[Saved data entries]
==========

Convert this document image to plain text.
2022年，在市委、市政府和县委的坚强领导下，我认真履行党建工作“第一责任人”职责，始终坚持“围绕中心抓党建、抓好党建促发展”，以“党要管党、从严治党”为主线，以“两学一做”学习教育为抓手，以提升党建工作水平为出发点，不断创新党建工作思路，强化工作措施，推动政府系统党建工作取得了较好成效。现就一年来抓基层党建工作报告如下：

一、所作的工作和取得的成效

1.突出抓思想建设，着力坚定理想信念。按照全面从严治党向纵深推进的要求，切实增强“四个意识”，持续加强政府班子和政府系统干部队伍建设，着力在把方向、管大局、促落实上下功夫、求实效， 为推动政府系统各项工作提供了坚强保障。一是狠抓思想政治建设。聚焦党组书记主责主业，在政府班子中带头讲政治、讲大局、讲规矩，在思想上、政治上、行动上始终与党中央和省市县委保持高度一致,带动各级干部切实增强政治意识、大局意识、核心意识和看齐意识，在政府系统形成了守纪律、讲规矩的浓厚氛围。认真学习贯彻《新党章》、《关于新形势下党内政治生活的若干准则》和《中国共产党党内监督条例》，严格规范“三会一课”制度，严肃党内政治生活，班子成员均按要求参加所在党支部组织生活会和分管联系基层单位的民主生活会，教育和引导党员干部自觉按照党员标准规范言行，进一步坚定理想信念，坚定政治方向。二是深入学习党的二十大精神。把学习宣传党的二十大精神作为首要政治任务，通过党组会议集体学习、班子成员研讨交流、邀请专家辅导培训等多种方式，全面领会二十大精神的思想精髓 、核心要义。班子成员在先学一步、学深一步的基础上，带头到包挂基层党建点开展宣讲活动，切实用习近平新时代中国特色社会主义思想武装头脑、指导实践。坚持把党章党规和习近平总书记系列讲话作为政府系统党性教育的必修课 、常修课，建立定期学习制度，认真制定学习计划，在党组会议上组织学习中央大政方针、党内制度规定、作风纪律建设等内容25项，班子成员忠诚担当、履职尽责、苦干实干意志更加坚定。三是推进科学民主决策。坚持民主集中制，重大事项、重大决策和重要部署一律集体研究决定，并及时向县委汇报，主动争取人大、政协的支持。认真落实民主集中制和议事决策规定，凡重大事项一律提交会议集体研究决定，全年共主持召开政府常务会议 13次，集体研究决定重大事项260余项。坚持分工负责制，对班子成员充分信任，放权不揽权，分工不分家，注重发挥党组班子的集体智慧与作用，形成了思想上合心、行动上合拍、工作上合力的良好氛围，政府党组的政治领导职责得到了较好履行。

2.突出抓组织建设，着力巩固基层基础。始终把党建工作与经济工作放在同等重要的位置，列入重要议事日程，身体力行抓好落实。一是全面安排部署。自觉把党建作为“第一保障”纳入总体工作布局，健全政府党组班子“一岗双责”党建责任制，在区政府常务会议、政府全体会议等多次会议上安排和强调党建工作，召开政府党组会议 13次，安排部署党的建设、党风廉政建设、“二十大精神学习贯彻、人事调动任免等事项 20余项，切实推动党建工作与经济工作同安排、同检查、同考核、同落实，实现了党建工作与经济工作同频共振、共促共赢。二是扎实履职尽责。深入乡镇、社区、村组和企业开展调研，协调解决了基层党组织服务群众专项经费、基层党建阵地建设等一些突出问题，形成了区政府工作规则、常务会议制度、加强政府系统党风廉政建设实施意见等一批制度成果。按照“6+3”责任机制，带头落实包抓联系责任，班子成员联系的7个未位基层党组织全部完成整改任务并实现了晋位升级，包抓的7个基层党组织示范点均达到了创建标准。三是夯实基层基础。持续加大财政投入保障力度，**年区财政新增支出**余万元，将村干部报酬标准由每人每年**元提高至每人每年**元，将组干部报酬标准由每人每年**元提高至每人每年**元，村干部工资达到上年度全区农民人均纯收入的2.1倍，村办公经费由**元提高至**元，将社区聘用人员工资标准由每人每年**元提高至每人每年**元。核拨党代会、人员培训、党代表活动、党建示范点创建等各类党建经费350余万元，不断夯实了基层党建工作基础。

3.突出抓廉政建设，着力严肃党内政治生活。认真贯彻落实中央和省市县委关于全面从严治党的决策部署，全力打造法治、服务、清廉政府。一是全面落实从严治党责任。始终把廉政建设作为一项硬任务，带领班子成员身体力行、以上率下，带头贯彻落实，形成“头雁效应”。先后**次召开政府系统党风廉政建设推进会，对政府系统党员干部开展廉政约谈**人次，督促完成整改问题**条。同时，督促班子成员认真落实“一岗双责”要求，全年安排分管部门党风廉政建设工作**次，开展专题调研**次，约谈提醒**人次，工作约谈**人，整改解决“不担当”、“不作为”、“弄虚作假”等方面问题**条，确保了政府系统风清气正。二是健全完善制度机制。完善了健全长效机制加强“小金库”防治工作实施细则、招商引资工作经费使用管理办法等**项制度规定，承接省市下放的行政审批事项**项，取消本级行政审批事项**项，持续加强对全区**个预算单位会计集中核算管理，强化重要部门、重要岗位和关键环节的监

==========

TO DO » Please reproduce each record precisely as written.

TASK OUTPUT »
Convert this document image to plain text.
2022年，在市委、市政府和县委的坚强领导下，我认真履行党建工作“第一责任人”职责，始终坚持“围绕中心抓党建、抓好党建促发展”，以“党要管党、从严治党”为主线，以“两学一做”学习教育为抓手，以提升党建工作水平为出发点，不断创新党建工作思路，强化工作措施，推动政府系统党建工作取得了较好成效。现就一年来抓基层党建工作报告如下：

一、所作的工作和取得的成效

1.突出抓思想建设，着力坚定理想信念。按照全面从严治党向纵深推进的要求，切实增强“四个意识”，持续加强政府班子和政府系统干部队伍建设，着力在把方向、管大局、促落实上下功夫、求实效， 为推动政府系统各项工作提供了坚强保障。一是狠抓思想政治建设。聚焦党组书记主责主业，在政府班子中带头讲政治、讲大局、讲规矩，在思想上、政治上、行动上始终与党中央和省市县委保持高度一致,带动各级干部切实增强政治意识、大局意识、核心意识和看齐意识，在政府系统形成了守纪律、讲规矩的浓厚氛围。认真学习贯彻《新党章》、《关于新形势下党内政治生活的若干准则》和《中国共产党党内监督条例》，严格规范“三会一课”制度，严肃党内政治生活，班子成员均按要求参加所在党支部组织生活会和分管联系基层单位的民主生活会，教育和引导党员干部自觉按照党员标准规范言行，进一步坚定理想信念，坚定政治方向。二是深入学习党的二十大精神。把学习宣传党的二十大精神作为首要政治任务，通过党组会议集体学习、班子成员研讨交流、邀请专家辅导培训等多种方式，全面领会二十大精神的思想精髓 、核心要义。班子成员在先学一步、学深一步的基础上，带头到包挂基层党建点开展宣讲活动，切实用习近平新时代中国特色社会主义思想武装头脑、指导实践。坚持把党章党规和习近平总书记系列讲话作为政府系统党性教育的必修课 、常修课，建立定期学习制度，认真制定学习计划，在党组会议上组织学习中央大政方针、党内制度规定、作风纪律建设等内容25项，班子成员忠诚担当、履职尽责、苦干实干意志更加坚定。三是推进科学民主决策。坚持民主集中制，重大事项、重大决策和重要部署一律集体研究决定，并及时向县委汇报，主动争取人大、政协的支持。认真落实民主集中制和议事决策规定，凡重大事项一律提交会议集体研究决定，全年共主持召开政府常务会议 13次，集体研究决定重大事项260余项。坚持分工负责制，对班子成员充分信任，放权不揽权，分工不分家，注重发挥党组班子的集体智慧与作用，形成了思想上合心、行动上合拍、工作上合力的良好氛围，政府党组的政治领导职责得到了较好履行。

2.突出抓组织建设，着力巩固基层基础。始终把党建工作与经济工作放在同等重要的位置，列入重要议事日程，身体力行抓好落实。一是全面安排部署。自觉把党建作为“第一保障”纳入总体工作布局，健全政府党组班子“一岗双责”党建责任制，在区政府常务会议、政府全体会议等多次会议上安排和强调党建工作，召开政府党组会议 13次，安排部署党的建设、党风廉政建设、“二十大精神学习贯彻、人事调动任免等事项 20余项，切实推动党建工作与经济工作同安排、同检查、同考核、同落实，实现了党建工作与经济工作同频共振、共促共赢。二是扎实履职尽责。深入乡镇、社区、村组和企业开展调研，协调解决了基层党组织服务群众专项经费、基层党建阵地建设等一些突出问题，形成了区政府工作规则、常务会议制度、加强政府系统党风廉政建设实施意见等一批制度成果。按照“6+3”责任机制，带头落实包抓联系责任，班子成员联系的7个未位基层党组织全部完成整改任务并实现了晋位升级，包抓的7个基层党组织示范点均达到了创建标准。三是夯实基层基础。持续加大财政投入保障力度，**年区财政新增支出**余万元，将村干部报酬标准由每人每年**元提高至每人每年**元，将组干部报酬标准由每人每年**元提高至每人每年**元，村干部工资达到上年度全区农民人均纯收入的2.1倍，村办公经费由**元提高至**元，将社区聘用人员工资标准由每人每年**元提高至每人每年**元。核拨党代会、人员培训、党代表活动、党建示范点创建等各类党建经费350余万元，不断夯实了基层党建工作基础。

3.突出抓廉政建设，着力严肃党内政治生活。认真贯彻落实中央和省市县委关于全面从严治党的决策部署，全力打造法治、服务、清廉政府。一是全面落实从严治党责任。始终把廉政建设作为一项硬任务，带领班子成员身体力行、以上率下，带头贯彻落实，形成“头雁效应”。先后**次召开政府系统党风廉政建设推进会，对政府系统党员干部开展廉政约谈**人次，督促完成整改问题**条。同时，督促班子成员认真落实“一岗双责”要求，全年安排分管部门党风廉政建设工作**次，开展专题调研**次，约谈提醒**人次，工作约谈**人，整改解决“不担当”、“不作为”、“弄虚作假”等方面问题**条，确保了政府系统风清气正。二是健全完善制度机制。完善了健全长效机制加强“小金库”防治工作实施细则、招商引资工作经费使用管理办法等**项制度规定，承接省市下放的行政审批事项**项，取消本级行政审批事项**项，持续加强对全区**个预算单位会计集中核算管理，强化重要部门、重要岗位和关键环节的监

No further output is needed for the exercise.